Task brief. Pictures in the records should not be copied, but every other part must be repeated exactly.

(Stored data)
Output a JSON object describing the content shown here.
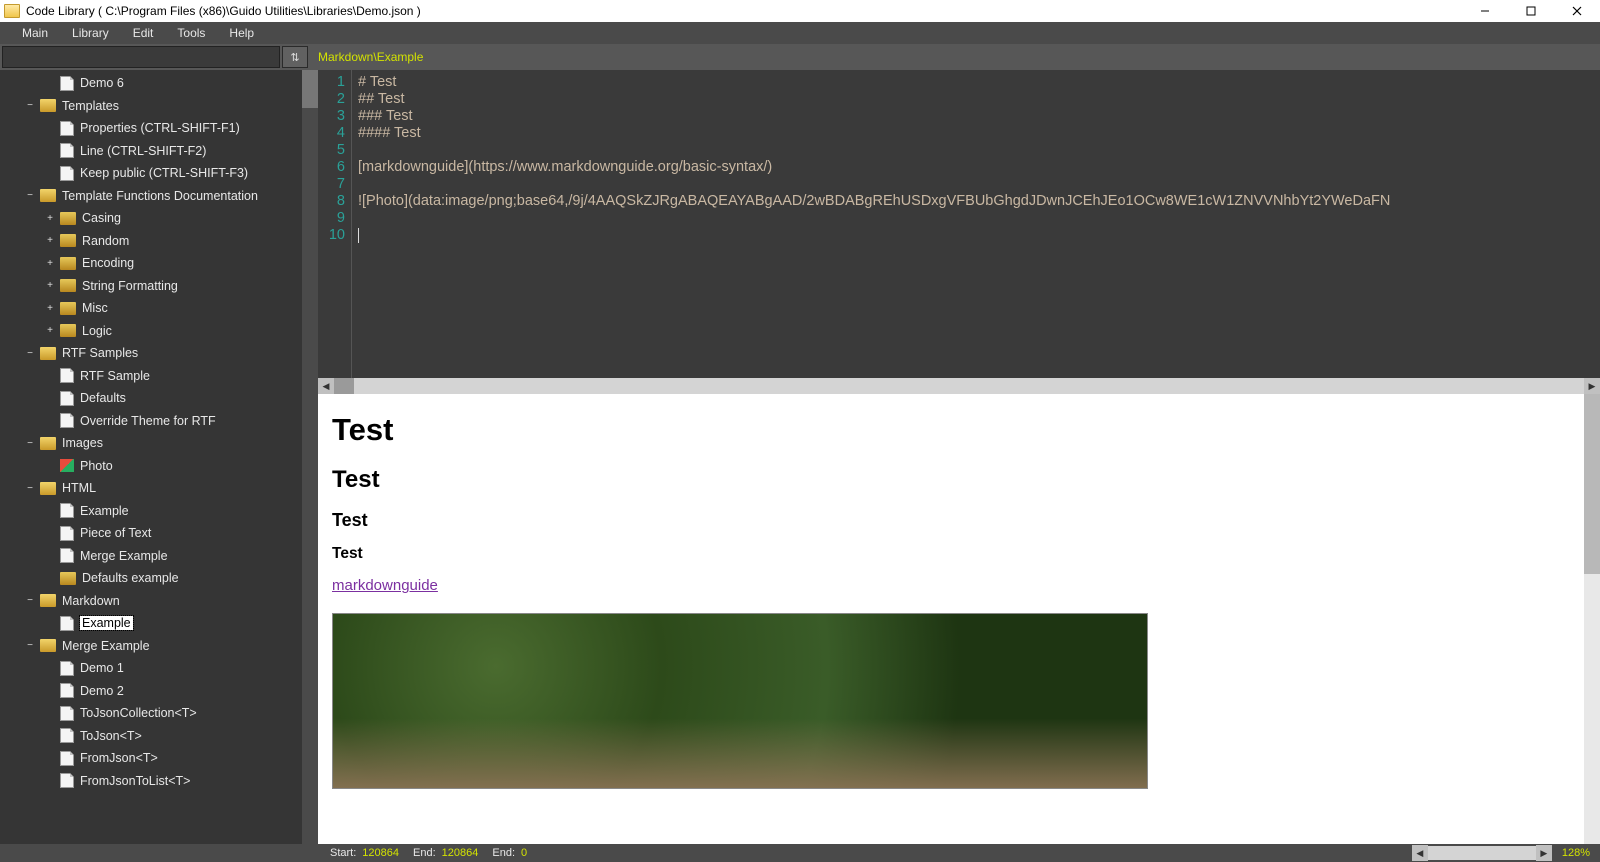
{
  "window": {
    "title": "Code Library ( C:\\Program Files (x86)\\Guido Utilities\\Libraries\\Demo.json )"
  },
  "menu": [
    "Main",
    "Library",
    "Edit",
    "Tools",
    "Help"
  ],
  "toolbar": {
    "search_value": "",
    "sort_icon": "sort-icon",
    "path": "Markdown\\Example"
  },
  "tree": [
    {
      "indent": 2,
      "type": "file",
      "label": "Demo 6"
    },
    {
      "indent": 1,
      "type": "folder",
      "expand": "−",
      "label": "Templates"
    },
    {
      "indent": 2,
      "type": "file",
      "label": "Properties (CTRL-SHIFT-F1)"
    },
    {
      "indent": 2,
      "type": "file",
      "label": "Line (CTRL-SHIFT-F2)"
    },
    {
      "indent": 2,
      "type": "file",
      "label": "Keep public (CTRL-SHIFT-F3)"
    },
    {
      "indent": 1,
      "type": "folder",
      "expand": "−",
      "label": "Template Functions Documentation"
    },
    {
      "indent": 2,
      "type": "folder-closed",
      "expand": "+",
      "label": "Casing"
    },
    {
      "indent": 2,
      "type": "folder-closed",
      "expand": "+",
      "label": "Random"
    },
    {
      "indent": 2,
      "type": "folder-closed",
      "expand": "+",
      "label": "Encoding"
    },
    {
      "indent": 2,
      "type": "folder-closed",
      "expand": "+",
      "label": "String Formatting"
    },
    {
      "indent": 2,
      "type": "folder-closed",
      "expand": "+",
      "label": "Misc"
    },
    {
      "indent": 2,
      "type": "folder-closed",
      "expand": "+",
      "label": "Logic"
    },
    {
      "indent": 1,
      "type": "folder",
      "expand": "−",
      "label": "RTF Samples"
    },
    {
      "indent": 2,
      "type": "file",
      "label": "RTF Sample"
    },
    {
      "indent": 2,
      "type": "file",
      "label": "Defaults"
    },
    {
      "indent": 2,
      "type": "file",
      "label": "Override Theme for RTF"
    },
    {
      "indent": 1,
      "type": "folder",
      "expand": "−",
      "label": "Images"
    },
    {
      "indent": 2,
      "type": "image",
      "label": "Photo"
    },
    {
      "indent": 1,
      "type": "folder",
      "expand": "−",
      "label": "HTML"
    },
    {
      "indent": 2,
      "type": "file",
      "label": "Example"
    },
    {
      "indent": 2,
      "type": "file",
      "label": "Piece of Text"
    },
    {
      "indent": 2,
      "type": "file",
      "label": "Merge Example"
    },
    {
      "indent": 2,
      "type": "folder-closed",
      "label": "Defaults example"
    },
    {
      "indent": 1,
      "type": "folder",
      "expand": "−",
      "label": "Markdown"
    },
    {
      "indent": 2,
      "type": "file",
      "label": "Example",
      "selected": true
    },
    {
      "indent": 1,
      "type": "folder",
      "expand": "−",
      "label": "Merge Example"
    },
    {
      "indent": 2,
      "type": "file",
      "label": "Demo 1"
    },
    {
      "indent": 2,
      "type": "file",
      "label": "Demo 2"
    },
    {
      "indent": 2,
      "type": "file",
      "label": "ToJsonCollection<T>"
    },
    {
      "indent": 2,
      "type": "file",
      "label": "ToJson<T>"
    },
    {
      "indent": 2,
      "type": "file",
      "label": "FromJson<T>"
    },
    {
      "indent": 2,
      "type": "file",
      "label": "FromJsonToList<T>"
    }
  ],
  "editor": {
    "line_numbers": [
      "1",
      "2",
      "3",
      "4",
      "5",
      "6",
      "7",
      "8",
      "9",
      "10"
    ],
    "lines": [
      "# Test",
      "## Test",
      "### Test",
      "#### Test",
      "",
      "[markdownguide](https://www.markdownguide.org/basic-syntax/)",
      "",
      "![Photo](data:image/png;base64,/9j/4AAQSkZJRgABAQEAYABgAAD/2wBDABgREhUSDxgVFBUbGhgdJDwnJCEhJEo1OCw8WE1cW1ZNVVNhbYt2YWeDaFN",
      "",
      ""
    ]
  },
  "preview": {
    "h1": "Test",
    "h2": "Test",
    "h3": "Test",
    "h4": "Test",
    "link_text": "markdownguide"
  },
  "status": {
    "start_label": "Start:",
    "start_value": "120864",
    "end_label": "End:",
    "end_value": "120864",
    "end2_label": "End:",
    "end2_value": "0",
    "zoom": "128%"
  }
}
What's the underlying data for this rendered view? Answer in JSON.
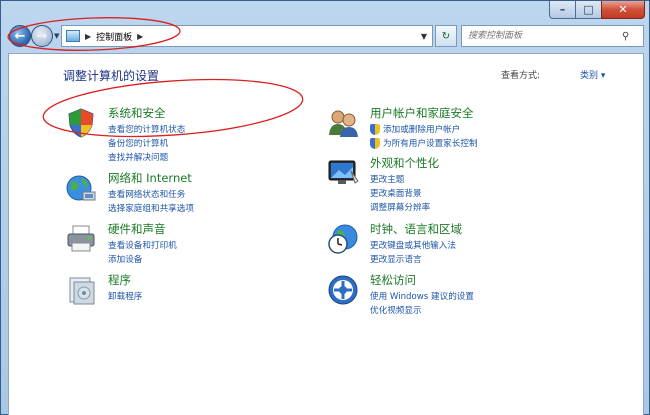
{
  "window": {
    "caption": {
      "minimize": "–",
      "maximize": "□",
      "close": "✕"
    }
  },
  "toolbar": {
    "back_icon": "back-arrow-icon",
    "forward_icon": "forward-arrow-icon",
    "address": {
      "crumbs": [
        "控制面板"
      ]
    },
    "search": {
      "placeholder": "搜索控制面板"
    }
  },
  "header": {
    "title": "调整计算机的设置",
    "view_by_label": "查看方式:",
    "view_by_value": "类别"
  },
  "categories": [
    {
      "title": "系统和安全",
      "icon": "system-security-icon",
      "links": [
        {
          "label": "查看您的计算机状态",
          "shield": false
        },
        {
          "label": "备份您的计算机",
          "shield": false
        },
        {
          "label": "查找并解决问题",
          "shield": false
        }
      ]
    },
    {
      "title": "网络和 Internet",
      "icon": "network-globe-icon",
      "links": [
        {
          "label": "查看网络状态和任务",
          "shield": false
        },
        {
          "label": "选择家庭组和共享选项",
          "shield": false
        }
      ]
    },
    {
      "title": "硬件和声音",
      "icon": "printer-hardware-icon",
      "links": [
        {
          "label": "查看设备和打印机",
          "shield": false
        },
        {
          "label": "添加设备",
          "shield": false
        }
      ]
    },
    {
      "title": "程序",
      "icon": "programs-icon",
      "links": [
        {
          "label": "卸载程序",
          "shield": false
        }
      ]
    },
    {
      "title": "用户帐户和家庭安全",
      "icon": "user-accounts-icon",
      "links": [
        {
          "label": "添加或删除用户帐户",
          "shield": true
        },
        {
          "label": "为所有用户设置家长控制",
          "shield": true
        }
      ]
    },
    {
      "title": "外观和个性化",
      "icon": "appearance-monitor-icon",
      "links": [
        {
          "label": "更改主题",
          "shield": false
        },
        {
          "label": "更改桌面背景",
          "shield": false
        },
        {
          "label": "调整屏幕分辨率",
          "shield": false
        }
      ]
    },
    {
      "title": "时钟、语言和区域",
      "icon": "clock-globe-icon",
      "links": [
        {
          "label": "更改键盘或其他输入法",
          "shield": false
        },
        {
          "label": "更改显示语言",
          "shield": false
        }
      ]
    },
    {
      "title": "轻松访问",
      "icon": "ease-of-access-icon",
      "links": [
        {
          "label": "使用 Windows 建议的设置",
          "shield": false
        },
        {
          "label": "优化视频显示",
          "shield": false
        }
      ]
    }
  ],
  "colors": {
    "category_title": "#1b7a26",
    "link": "#1e56a8",
    "page_title": "#1e3287",
    "annotation": "#d92020"
  }
}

Written response.
Output a JSON object describing the content shown here.
{
  "window": {
    "title": "Code Library ( C:\\Program Files (x86)\\Guido Utilities\\Libraries\\Demo.json )"
  },
  "menu": [
    "Main",
    "Library",
    "Edit",
    "Tools",
    "Help"
  ],
  "toolbar": {
    "search_value": "",
    "sort_icon": "sort-icon",
    "path": "Markdown\\Example"
  },
  "tree": [
    {
      "indent": 2,
      "type": "file",
      "label": "Demo 6"
    },
    {
      "indent": 1,
      "type": "folder",
      "expand": "−",
      "label": "Templates"
    },
    {
      "indent": 2,
      "type": "file",
      "label": "Properties (CTRL-SHIFT-F1)"
    },
    {
      "indent": 2,
      "type": "file",
      "label": "Line (CTRL-SHIFT-F2)"
    },
    {
      "indent": 2,
      "type": "file",
      "label": "Keep public (CTRL-SHIFT-F3)"
    },
    {
      "indent": 1,
      "type": "folder",
      "expand": "−",
      "label": "Template Functions Documentation"
    },
    {
      "indent": 2,
      "type": "folder-closed",
      "expand": "+",
      "label": "Casing"
    },
    {
      "indent": 2,
      "type": "folder-closed",
      "expand": "+",
      "label": "Random"
    },
    {
      "indent": 2,
      "type": "folder-closed",
      "expand": "+",
      "label": "Encoding"
    },
    {
      "indent": 2,
      "type": "folder-closed",
      "expand": "+",
      "label": "String Formatting"
    },
    {
      "indent": 2,
      "type": "folder-closed",
      "expand": "+",
      "label": "Misc"
    },
    {
      "indent": 2,
      "type": "folder-closed",
      "expand": "+",
      "label": "Logic"
    },
    {
      "indent": 1,
      "type": "folder",
      "expand": "−",
      "label": "RTF Samples"
    },
    {
      "indent": 2,
      "type": "file",
      "label": "RTF Sample"
    },
    {
      "indent": 2,
      "type": "file",
      "label": "Defaults"
    },
    {
      "indent": 2,
      "type": "file",
      "label": "Override Theme for RTF"
    },
    {
      "indent": 1,
      "type": "folder",
      "expand": "−",
      "label": "Images"
    },
    {
      "indent": 2,
      "type": "image",
      "label": "Photo"
    },
    {
      "indent": 1,
      "type": "folder",
      "expand": "−",
      "label": "HTML"
    },
    {
      "indent": 2,
      "type": "file",
      "label": "Example"
    },
    {
      "indent": 2,
      "type": "file",
      "label": "Piece of Text"
    },
    {
      "indent": 2,
      "type": "file",
      "label": "Merge Example"
    },
    {
      "indent": 2,
      "type": "folder-closed",
      "label": "Defaults example"
    },
    {
      "indent": 1,
      "type": "folder",
      "expand": "−",
      "label": "Markdown"
    },
    {
      "indent": 2,
      "type": "file",
      "label": "Example",
      "selected": true
    },
    {
      "indent": 1,
      "type": "folder",
      "expand": "−",
      "label": "Merge Example"
    },
    {
      "indent": 2,
      "type": "file",
      "label": "Demo 1"
    },
    {
      "indent": 2,
      "type": "file",
      "label": "Demo 2"
    },
    {
      "indent": 2,
      "type": "file",
      "label": "ToJsonCollection<T>"
    },
    {
      "indent": 2,
      "type": "file",
      "label": "ToJson<T>"
    },
    {
      "indent": 2,
      "type": "file",
      "label": "FromJson<T>"
    },
    {
      "indent": 2,
      "type": "file",
      "label": "FromJsonToList<T>"
    }
  ],
  "editor": {
    "line_numbers": [
      "1",
      "2",
      "3",
      "4",
      "5",
      "6",
      "7",
      "8",
      "9",
      "10"
    ],
    "lines": [
      "# Test",
      "## Test",
      "### Test",
      "#### Test",
      "",
      "[markdownguide](https://www.markdownguide.org/basic-syntax/)",
      "",
      "![Photo](data:image/png;base64,/9j/4AAQSkZJRgABAQEAYABgAAD/2wBDABgREhUSDxgVFBUbGhgdJDwnJCEhJEo1OCw8WE1cW1ZNVVNhbYt2YWeDaFN",
      "",
      ""
    ]
  },
  "preview": {
    "h1": "Test",
    "h2": "Test",
    "h3": "Test",
    "h4": "Test",
    "link_text": "markdownguide"
  },
  "status": {
    "start_label": "Start:",
    "start_value": "120864",
    "end_label": "End:",
    "end_value": "120864",
    "end2_label": "End:",
    "end2_value": "0",
    "zoom": "128%"
  }
}
What's the underlying data for this rendered view? Answer in JSON.
{
  "window": {
    "caption": {
      "minimize": "–",
      "maximize": "□",
      "close": "✕"
    }
  },
  "toolbar": {
    "back_icon": "back-arrow-icon",
    "forward_icon": "forward-arrow-icon",
    "address": {
      "crumbs": [
        "控制面板"
      ]
    },
    "search": {
      "placeholder": "搜索控制面板"
    }
  },
  "header": {
    "title": "调整计算机的设置",
    "view_by_label": "查看方式:",
    "view_by_value": "类别"
  },
  "categories": [
    {
      "title": "系统和安全",
      "icon": "system-security-icon",
      "links": [
        {
          "label": "查看您的计算机状态",
          "shield": false
        },
        {
          "label": "备份您的计算机",
          "shield": false
        },
        {
          "label": "查找并解决问题",
          "shield": false
        }
      ]
    },
    {
      "title": "网络和 Internet",
      "icon": "network-globe-icon",
      "links": [
        {
          "label": "查看网络状态和任务",
          "shield": false
        },
        {
          "label": "选择家庭组和共享选项",
          "shield": false
        }
      ]
    },
    {
      "title": "硬件和声音",
      "icon": "printer-hardware-icon",
      "links": [
        {
          "label": "查看设备和打印机",
          "shield": false
        },
        {
          "label": "添加设备",
          "shield": false
        }
      ]
    },
    {
      "title": "程序",
      "icon": "programs-icon",
      "links": [
        {
          "label": "卸载程序",
          "shield": false
        }
      ]
    },
    {
      "title": "用户帐户和家庭安全",
      "icon": "user-accounts-icon",
      "links": [
        {
          "label": "添加或删除用户帐户",
          "shield": true
        },
        {
          "label": "为所有用户设置家长控制",
          "shield": true
        }
      ]
    },
    {
      "title": "外观和个性化",
      "icon": "appearance-monitor-icon",
      "links": [
        {
          "label": "更改主题",
          "shield": false
        },
        {
          "label": "更改桌面背景",
          "shield": false
        },
        {
          "label": "调整屏幕分辨率",
          "shield": false
        }
      ]
    },
    {
      "title": "时钟、语言和区域",
      "icon": "clock-globe-icon",
      "links": [
        {
          "label": "更改键盘或其他输入法",
          "shield": false
        },
        {
          "label": "更改显示语言",
          "shield": false
        }
      ]
    },
    {
      "title": "轻松访问",
      "icon": "ease-of-access-icon",
      "links": [
        {
          "label": "使用 Windows 建议的设置",
          "shield": false
        },
        {
          "label": "优化视频显示",
          "shield": false
        }
      ]
    }
  ],
  "colors": {
    "category_title": "#1b7a26",
    "link": "#1e56a8",
    "page_title": "#1e3287",
    "annotation": "#d92020"
  }
}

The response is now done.